Items from a data source
---
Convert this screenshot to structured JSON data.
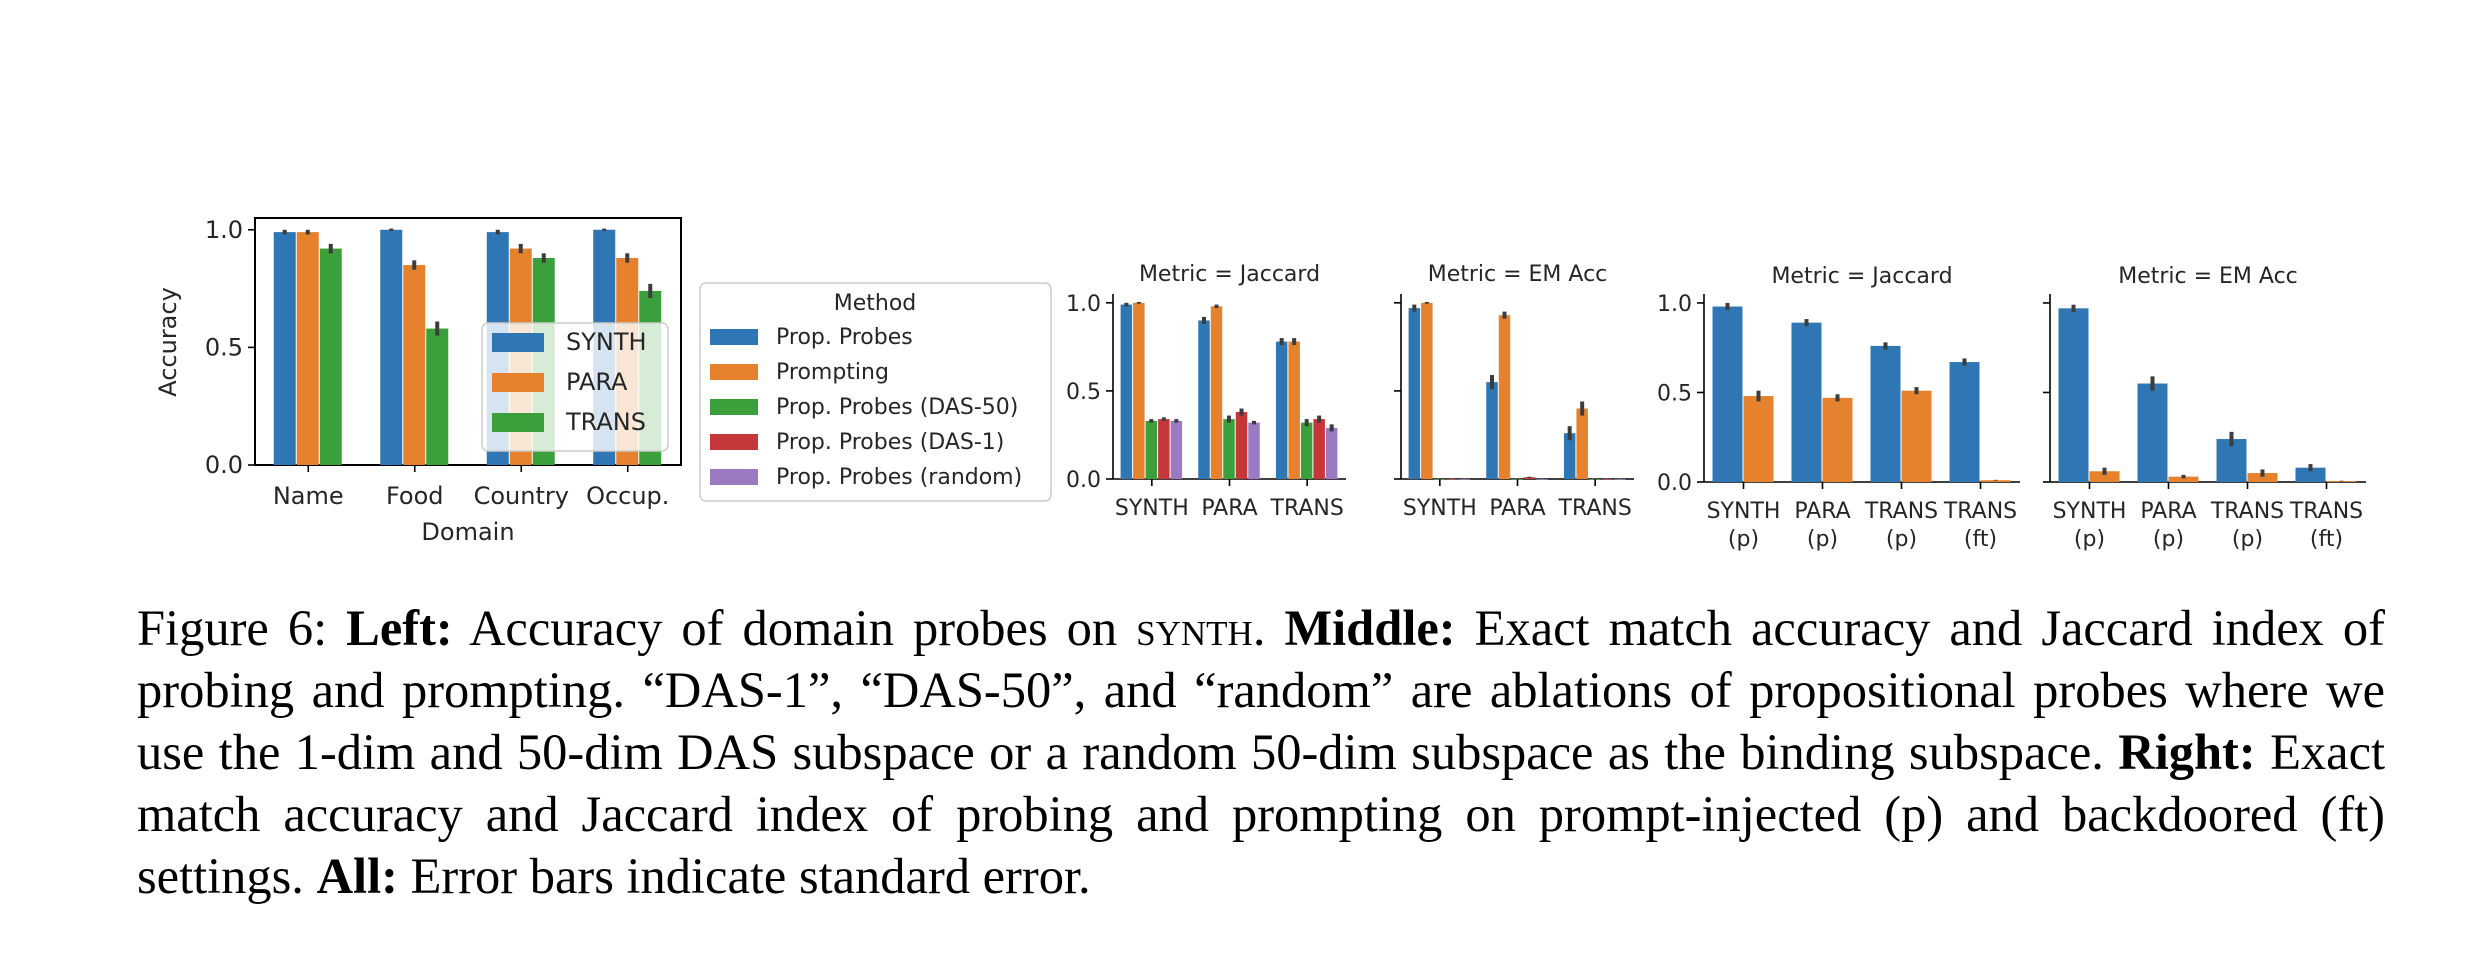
{
  "colors": {
    "SYNTH": "#2f77b4",
    "PARA": "#e6822d",
    "TRANS": "#3ba03b",
    "Prop. Probes": "#2f77b4",
    "Prompting": "#e6822d",
    "Prop. Probes (DAS-50)": "#3ba03b",
    "Prop. Probes (DAS-1)": "#c6373a",
    "Prop. Probes (random)": "#9a7bc1",
    "err": "#3c3c3c"
  },
  "chart_data": [
    {
      "type": "bar",
      "title": "",
      "xlabel": "Domain",
      "ylabel": "Accuracy",
      "ylim": [
        0,
        1.05
      ],
      "yticks": [
        "0.0",
        "0.5",
        "1.0"
      ],
      "categories": [
        "Name",
        "Food",
        "Country",
        "Occup."
      ],
      "series": [
        {
          "name": "SYNTH",
          "values": [
            0.99,
            1.0,
            0.99,
            1.0
          ],
          "err": [
            0.01,
            0.005,
            0.01,
            0.005
          ]
        },
        {
          "name": "PARA",
          "values": [
            0.99,
            0.85,
            0.92,
            0.88
          ],
          "err": [
            0.01,
            0.02,
            0.02,
            0.02
          ]
        },
        {
          "name": "TRANS",
          "values": [
            0.92,
            0.58,
            0.88,
            0.74
          ],
          "err": [
            0.02,
            0.03,
            0.02,
            0.03
          ]
        }
      ],
      "legend": "center-right"
    },
    {
      "type": "bar",
      "title": "Metric = Jaccard",
      "ylim": [
        0,
        1.05
      ],
      "yticks": [
        "0.0",
        "0.5",
        "1.0"
      ],
      "categories": [
        "SYNTH",
        "PARA",
        "TRANS"
      ],
      "series": [
        {
          "name": "Prop. Probes",
          "values": [
            0.99,
            0.9,
            0.78
          ],
          "err": [
            0.01,
            0.02,
            0.02
          ]
        },
        {
          "name": "Prompting",
          "values": [
            1.0,
            0.98,
            0.78
          ],
          "err": [
            0.005,
            0.01,
            0.02
          ]
        },
        {
          "name": "Prop. Probes (DAS-50)",
          "values": [
            0.33,
            0.34,
            0.32
          ],
          "err": [
            0.01,
            0.02,
            0.02
          ]
        },
        {
          "name": "Prop. Probes (DAS-1)",
          "values": [
            0.34,
            0.38,
            0.34
          ],
          "err": [
            0.01,
            0.02,
            0.02
          ]
        },
        {
          "name": "Prop. Probes (random)",
          "values": [
            0.33,
            0.32,
            0.29
          ],
          "err": [
            0.01,
            0.01,
            0.02
          ]
        }
      ]
    },
    {
      "type": "bar",
      "title": "Metric = EM Acc",
      "ylim": [
        0,
        1.05
      ],
      "categories": [
        "SYNTH",
        "PARA",
        "TRANS"
      ],
      "series": [
        {
          "name": "Prop. Probes",
          "values": [
            0.97,
            0.55,
            0.26
          ],
          "err": [
            0.02,
            0.04,
            0.04
          ]
        },
        {
          "name": "Prompting",
          "values": [
            1.0,
            0.93,
            0.4
          ],
          "err": [
            0.005,
            0.02,
            0.04
          ]
        },
        {
          "name": "Prop. Probes (DAS-50)",
          "values": [
            0.0,
            0.0,
            0.0
          ],
          "err": [
            0.003,
            0.003,
            0.003
          ]
        },
        {
          "name": "Prop. Probes (DAS-1)",
          "values": [
            0.0,
            0.01,
            0.0
          ],
          "err": [
            0.003,
            0.003,
            0.003
          ]
        },
        {
          "name": "Prop. Probes (random)",
          "values": [
            0.0,
            0.0,
            0.0
          ],
          "err": [
            0.003,
            0.003,
            0.003
          ]
        }
      ]
    },
    {
      "type": "bar",
      "title": "Metric = Jaccard",
      "ylim": [
        0,
        1.05
      ],
      "yticks": [
        "0.0",
        "0.5",
        "1.0"
      ],
      "categories": [
        "SYNTH\n(p)",
        "PARA\n(p)",
        "TRANS\n(p)",
        "TRANS\n(ft)"
      ],
      "series": [
        {
          "name": "Prop. Probes",
          "values": [
            0.98,
            0.89,
            0.76,
            0.67
          ],
          "err": [
            0.02,
            0.02,
            0.02,
            0.02
          ]
        },
        {
          "name": "Prompting",
          "values": [
            0.48,
            0.47,
            0.51,
            0.01
          ],
          "err": [
            0.03,
            0.02,
            0.02,
            0.002
          ]
        }
      ]
    },
    {
      "type": "bar",
      "title": "Metric = EM Acc",
      "ylim": [
        0,
        1.05
      ],
      "categories": [
        "SYNTH\n(p)",
        "PARA\n(p)",
        "TRANS\n(p)",
        "TRANS\n(ft)"
      ],
      "series": [
        {
          "name": "Prop. Probes",
          "values": [
            0.97,
            0.55,
            0.24,
            0.08
          ],
          "err": [
            0.02,
            0.04,
            0.04,
            0.02
          ]
        },
        {
          "name": "Prompting",
          "values": [
            0.06,
            0.03,
            0.05,
            0.005
          ],
          "err": [
            0.02,
            0.01,
            0.02,
            0.002
          ]
        }
      ]
    }
  ],
  "legend_method": {
    "title": "Method",
    "items": [
      "Prop. Probes",
      "Prompting",
      "Prop. Probes (DAS-50)",
      "Prop. Probes (DAS-1)",
      "Prop. Probes (random)"
    ]
  },
  "caption": {
    "label": "Figure 6:",
    "left_head": "Left:",
    "left_text_a": "Accuracy of domain probes on",
    "left_synth": "synth",
    "left_text_b": ".",
    "middle_head": "Middle:",
    "middle_text": "Exact match accuracy and Jaccard index of probing and prompting. “DAS-1”, “DAS-50”, and “random” are ablations of propositional probes where we use the 1-dim and 50-dim DAS subspace or a random 50-dim subspace as the binding subspace.",
    "right_head": "Right:",
    "right_text": "Exact match accuracy and Jaccard index of probing and prompting on prompt-injected (p) and backdoored (ft) settings.",
    "all_head": "All:",
    "all_text": "Error bars indicate standard error."
  }
}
---
| Set problem |
Reproduce the material word for word. Any pictures should be left out of the copy.

| Complete response |
Convert this screenshot to structured JSON data.
{
  "colors": {
    "SYNTH": "#2f77b4",
    "PARA": "#e6822d",
    "TRANS": "#3ba03b",
    "Prop. Probes": "#2f77b4",
    "Prompting": "#e6822d",
    "Prop. Probes (DAS-50)": "#3ba03b",
    "Prop. Probes (DAS-1)": "#c6373a",
    "Prop. Probes (random)": "#9a7bc1",
    "err": "#3c3c3c"
  },
  "chart_data": [
    {
      "type": "bar",
      "title": "",
      "xlabel": "Domain",
      "ylabel": "Accuracy",
      "ylim": [
        0,
        1.05
      ],
      "yticks": [
        "0.0",
        "0.5",
        "1.0"
      ],
      "categories": [
        "Name",
        "Food",
        "Country",
        "Occup."
      ],
      "series": [
        {
          "name": "SYNTH",
          "values": [
            0.99,
            1.0,
            0.99,
            1.0
          ],
          "err": [
            0.01,
            0.005,
            0.01,
            0.005
          ]
        },
        {
          "name": "PARA",
          "values": [
            0.99,
            0.85,
            0.92,
            0.88
          ],
          "err": [
            0.01,
            0.02,
            0.02,
            0.02
          ]
        },
        {
          "name": "TRANS",
          "values": [
            0.92,
            0.58,
            0.88,
            0.74
          ],
          "err": [
            0.02,
            0.03,
            0.02,
            0.03
          ]
        }
      ],
      "legend": "center-right"
    },
    {
      "type": "bar",
      "title": "Metric = Jaccard",
      "ylim": [
        0,
        1.05
      ],
      "yticks": [
        "0.0",
        "0.5",
        "1.0"
      ],
      "categories": [
        "SYNTH",
        "PARA",
        "TRANS"
      ],
      "series": [
        {
          "name": "Prop. Probes",
          "values": [
            0.99,
            0.9,
            0.78
          ],
          "err": [
            0.01,
            0.02,
            0.02
          ]
        },
        {
          "name": "Prompting",
          "values": [
            1.0,
            0.98,
            0.78
          ],
          "err": [
            0.005,
            0.01,
            0.02
          ]
        },
        {
          "name": "Prop. Probes (DAS-50)",
          "values": [
            0.33,
            0.34,
            0.32
          ],
          "err": [
            0.01,
            0.02,
            0.02
          ]
        },
        {
          "name": "Prop. Probes (DAS-1)",
          "values": [
            0.34,
            0.38,
            0.34
          ],
          "err": [
            0.01,
            0.02,
            0.02
          ]
        },
        {
          "name": "Prop. Probes (random)",
          "values": [
            0.33,
            0.32,
            0.29
          ],
          "err": [
            0.01,
            0.01,
            0.02
          ]
        }
      ]
    },
    {
      "type": "bar",
      "title": "Metric = EM Acc",
      "ylim": [
        0,
        1.05
      ],
      "categories": [
        "SYNTH",
        "PARA",
        "TRANS"
      ],
      "series": [
        {
          "name": "Prop. Probes",
          "values": [
            0.97,
            0.55,
            0.26
          ],
          "err": [
            0.02,
            0.04,
            0.04
          ]
        },
        {
          "name": "Prompting",
          "values": [
            1.0,
            0.93,
            0.4
          ],
          "err": [
            0.005,
            0.02,
            0.04
          ]
        },
        {
          "name": "Prop. Probes (DAS-50)",
          "values": [
            0.0,
            0.0,
            0.0
          ],
          "err": [
            0.003,
            0.003,
            0.003
          ]
        },
        {
          "name": "Prop. Probes (DAS-1)",
          "values": [
            0.0,
            0.01,
            0.0
          ],
          "err": [
            0.003,
            0.003,
            0.003
          ]
        },
        {
          "name": "Prop. Probes (random)",
          "values": [
            0.0,
            0.0,
            0.0
          ],
          "err": [
            0.003,
            0.003,
            0.003
          ]
        }
      ]
    },
    {
      "type": "bar",
      "title": "Metric = Jaccard",
      "ylim": [
        0,
        1.05
      ],
      "yticks": [
        "0.0",
        "0.5",
        "1.0"
      ],
      "categories": [
        "SYNTH\n(p)",
        "PARA\n(p)",
        "TRANS\n(p)",
        "TRANS\n(ft)"
      ],
      "series": [
        {
          "name": "Prop. Probes",
          "values": [
            0.98,
            0.89,
            0.76,
            0.67
          ],
          "err": [
            0.02,
            0.02,
            0.02,
            0.02
          ]
        },
        {
          "name": "Prompting",
          "values": [
            0.48,
            0.47,
            0.51,
            0.01
          ],
          "err": [
            0.03,
            0.02,
            0.02,
            0.002
          ]
        }
      ]
    },
    {
      "type": "bar",
      "title": "Metric = EM Acc",
      "ylim": [
        0,
        1.05
      ],
      "categories": [
        "SYNTH\n(p)",
        "PARA\n(p)",
        "TRANS\n(p)",
        "TRANS\n(ft)"
      ],
      "series": [
        {
          "name": "Prop. Probes",
          "values": [
            0.97,
            0.55,
            0.24,
            0.08
          ],
          "err": [
            0.02,
            0.04,
            0.04,
            0.02
          ]
        },
        {
          "name": "Prompting",
          "values": [
            0.06,
            0.03,
            0.05,
            0.005
          ],
          "err": [
            0.02,
            0.01,
            0.02,
            0.002
          ]
        }
      ]
    }
  ],
  "legend_method": {
    "title": "Method",
    "items": [
      "Prop. Probes",
      "Prompting",
      "Prop. Probes (DAS-50)",
      "Prop. Probes (DAS-1)",
      "Prop. Probes (random)"
    ]
  },
  "caption": {
    "label": "Figure 6:",
    "left_head": "Left:",
    "left_text_a": "Accuracy of domain probes on",
    "left_synth": "synth",
    "left_text_b": ".",
    "middle_head": "Middle:",
    "middle_text": "Exact match accuracy and Jaccard index of probing and prompting. “DAS-1”, “DAS-50”, and “random” are ablations of propositional probes where we use the 1-dim and 50-dim DAS subspace or a random 50-dim subspace as the binding subspace.",
    "right_head": "Right:",
    "right_text": "Exact match accuracy and Jaccard index of probing and prompting on prompt-injected (p) and backdoored (ft) settings.",
    "all_head": "All:",
    "all_text": "Error bars indicate standard error."
  }
}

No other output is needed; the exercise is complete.